SET EXERCISE
Output as a JSON list of strings the lines of the records beginning at the line that contains "account-select[interactable] [115,443,250,471]" and ending with the line that contains "previous-button[interactable]: Previous [1136,876,1200,899]", one string per line, with blank lines omitted.
^^^^^^^^
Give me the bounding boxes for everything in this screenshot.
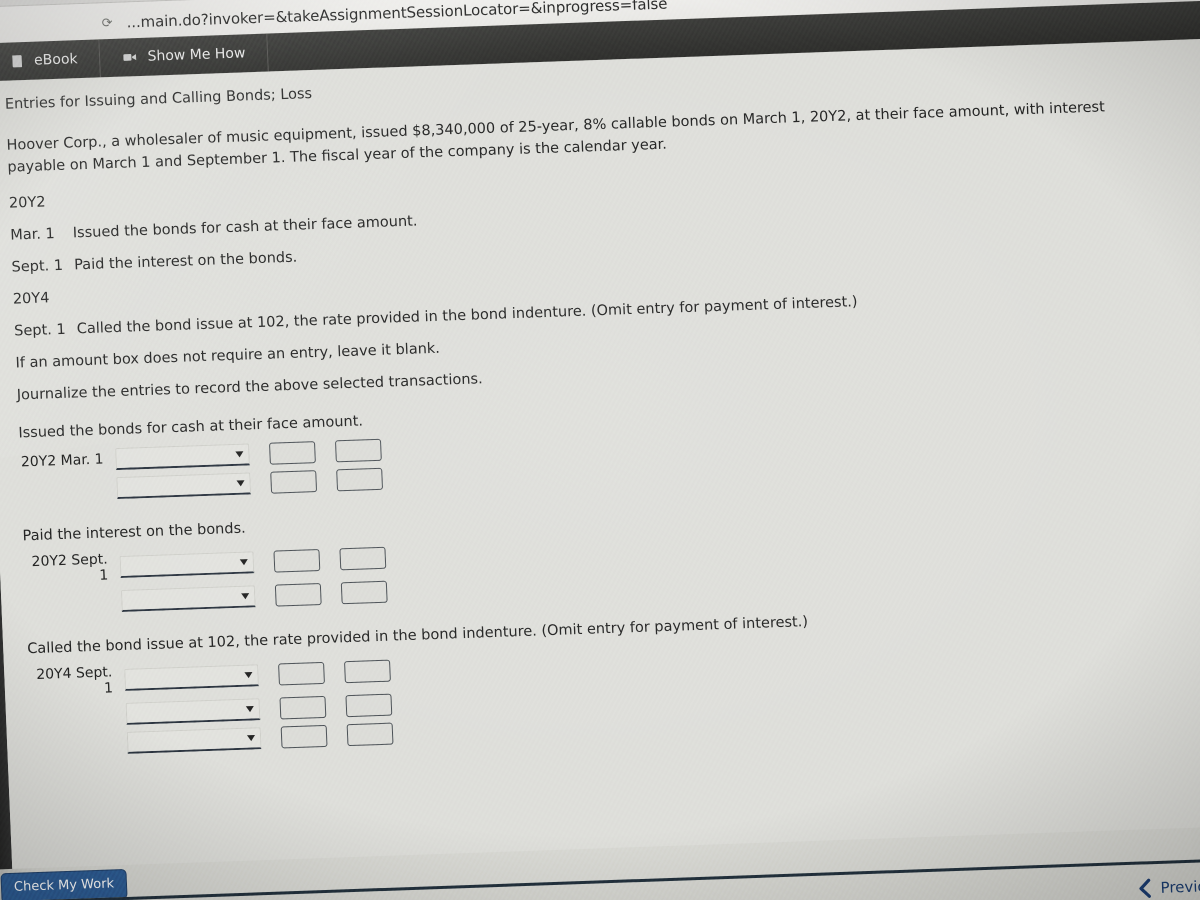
account-select[interactable] [115,443,250,471]
account-select[interactable] [125,698,261,725]
toolbar-item-show-me-how[interactable]: Show Me How [99,33,270,78]
book-icon [12,55,23,68]
credit-input[interactable] [340,580,388,605]
account-select[interactable] [126,727,262,754]
debit-input[interactable] [270,470,318,494]
chevron-down-icon [235,451,244,458]
journal-group: Called the bond issue at 102, the rate p… [27,599,1200,757]
journal-group: Issued the bonds for cash at their face … [18,383,1200,502]
toolbar-item-show-me-how-label: Show Me How [147,45,246,65]
reload-icon[interactable]: ⟳ [101,15,113,30]
debit-input[interactable] [274,582,322,607]
previous-button-label: Previous [1160,876,1200,897]
event-date: Sept. 1 [11,257,64,276]
credit-input[interactable] [345,693,393,718]
check-my-work-button[interactable]: Check My Work [0,868,128,900]
account-select[interactable] [116,472,252,499]
credit-input[interactable] [344,659,391,684]
laptop-screen: | AB | AB | + ⟳ ...main.do?invoker=&take… [0,0,1200,900]
debit-input[interactable] [279,695,327,720]
credit-input[interactable] [336,467,384,492]
chevron-down-icon [236,480,245,487]
screen-photo: | AB | AB | + ⟳ ...main.do?invoker=&take… [0,0,1200,900]
credit-input[interactable] [346,722,394,747]
event-text: Issued the bonds for cash at their face … [72,213,418,242]
debit-input[interactable] [280,724,328,749]
debit-input[interactable] [273,548,321,573]
toolbar-item-ebook-label: eBook [33,51,78,69]
video-camera-icon [123,53,137,61]
toolbar-item-ebook[interactable]: eBook [0,39,102,83]
event-date: Mar. 1 [9,226,56,244]
previous-button[interactable]: Previous [1136,876,1200,899]
chevron-down-icon [241,593,250,600]
credit-input[interactable] [334,438,382,463]
journal-row-label: 20Y4 Sept. 1 [35,664,114,697]
assignment-page: Entries for Issuing and Calling Bonds; L… [0,38,1200,869]
chevron-down-icon [244,672,253,679]
chevron-down-icon [247,735,256,742]
chevron-down-icon [245,706,255,713]
debit-input[interactable] [269,441,316,465]
event-text: Paid the interest on the bonds. [73,249,298,274]
journal-group: Paid the interest on the bonds. 20Y2 Sep… [22,486,1200,615]
account-select[interactable] [124,664,259,691]
credit-input[interactable] [339,546,387,571]
journal-row-label: 20Y2 Sept. 1 [31,551,109,584]
account-select[interactable] [119,551,255,578]
chevron-down-icon [239,559,249,566]
debit-input[interactable] [278,661,325,686]
chevron-left-icon [1139,878,1151,898]
assignment-footer: All work saved Previous [0,857,1200,900]
event-date: Sept. 1 [13,321,66,340]
account-select[interactable] [120,585,256,612]
journal-row-label: 20Y2 Mar. 1 [20,451,104,471]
^^^^^^^^
SOLUTION
[
  "account-select[interactable] [115,443,250,471]",
  "account-select[interactable] [125,698,261,725]",
  "toolbar-item-show-me-how[interactable]: Show Me How [99,33,270,78]",
  "book-icon [12,55,23,68]",
  "credit-input[interactable] [340,580,388,605]",
  "account-select[interactable] [126,727,262,754]",
  "debit-input[interactable] [270,470,318,494]",
  "chevron-down-icon [235,451,244,458]",
  "journal-group: Called the bond issue at 102, the rate p… [27,599,1200,757]",
  "journal-group: Issued the bonds for cash at their face … [18,383,1200,502]",
  "toolbar-item-show-me-how-label: Show Me How [147,45,246,65]",
  "reload-icon[interactable]: ⟳ [101,15,113,30]",
  "debit-input[interactable] [274,582,322,607]",
  "previous-button-label: Previous [1160,876,1200,897]",
  "event-date: Sept. 1 [11,257,64,276]",
  "credit-input[interactable] [345,693,393,718]",
  "check-my-work-button[interactable]: Check My Work [0,868,128,900]",
  "account-select[interactable] [116,472,252,499]",
  "credit-input[interactable] [344,659,391,684]",
  "laptop-screen: | AB | AB | + ⟳ ...main.do?invoker=&take… [0,0,1200,900]",
  "debit-input[interactable] [279,695,327,720]",
  "credit-input[interactable] [336,467,384,492]",
  "chevron-down-icon [236,480,245,487]",
  "screen-photo: | AB | AB | + ⟳ ...main.do?invoker=&take… [0,0,1200,900]",
  "credit-input[interactable] [346,722,394,747]",
  "event-text: Issued the bonds for cash at their face … [72,213,418,242]",
  "debit-input[interactable] [280,724,328,749]",
  "debit-input[interactable] [273,548,321,573]",
  "toolbar-item-ebook-label: eBook [33,51,78,69]",
  "video-camera-icon [123,53,137,61]",
  "toolbar-item-ebook[interactable]: eBook [0,39,102,83]",
  "event-date: Mar. 1 [9,226,56,244]",
  "previous-button[interactable]: Previous [1136,876,1200,899]"
]